**AIM OF THE EXERCISE**
Every record below should be written out exactly; pictures stay out.

Data entries:
========================================================================

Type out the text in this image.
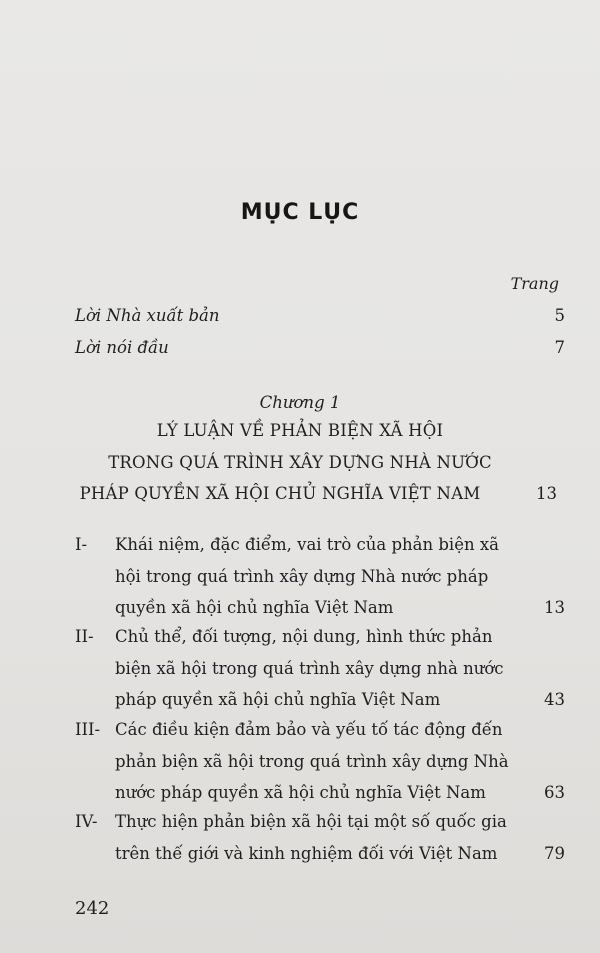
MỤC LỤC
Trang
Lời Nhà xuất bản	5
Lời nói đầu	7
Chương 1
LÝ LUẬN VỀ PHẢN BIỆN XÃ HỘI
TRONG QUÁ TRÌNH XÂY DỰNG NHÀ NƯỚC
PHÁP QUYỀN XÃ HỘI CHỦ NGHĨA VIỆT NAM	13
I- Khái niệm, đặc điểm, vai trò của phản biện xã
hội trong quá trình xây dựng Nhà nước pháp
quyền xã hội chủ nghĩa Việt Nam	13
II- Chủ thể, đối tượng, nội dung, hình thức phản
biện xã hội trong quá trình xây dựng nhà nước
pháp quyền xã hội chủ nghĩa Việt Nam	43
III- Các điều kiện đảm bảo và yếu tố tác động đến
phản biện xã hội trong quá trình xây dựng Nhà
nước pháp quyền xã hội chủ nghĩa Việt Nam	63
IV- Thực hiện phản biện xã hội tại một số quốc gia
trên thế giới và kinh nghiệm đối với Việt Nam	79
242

========================================================================

**SOLUTION FOR THIS EXERCISE**
Type out the text in this image.
MỤC LỤC
Trang
Lời Nhà xuất bản	5
Lời nói đầu	7
Chương 1
LÝ LUẬN VỀ PHẢN BIỆN XÃ HỘI
TRONG QUÁ TRÌNH XÂY DỰNG NHÀ NƯỚC
PHÁP QUYỀN XÃ HỘI CHỦ NGHĨA VIỆT NAM	13
I- Khái niệm, đặc điểm, vai trò của phản biện xã
hội trong quá trình xây dựng Nhà nước pháp
quyền xã hội chủ nghĩa Việt Nam	13
II- Chủ thể, đối tượng, nội dung, hình thức phản
biện xã hội trong quá trình xây dựng nhà nước
pháp quyền xã hội chủ nghĩa Việt Nam	43
III- Các điều kiện đảm bảo và yếu tố tác động đến
phản biện xã hội trong quá trình xây dựng Nhà
nước pháp quyền xã hội chủ nghĩa Việt Nam	63
IV- Thực hiện phản biện xã hội tại một số quốc gia
trên thế giới và kinh nghiệm đối với Việt Nam	79
242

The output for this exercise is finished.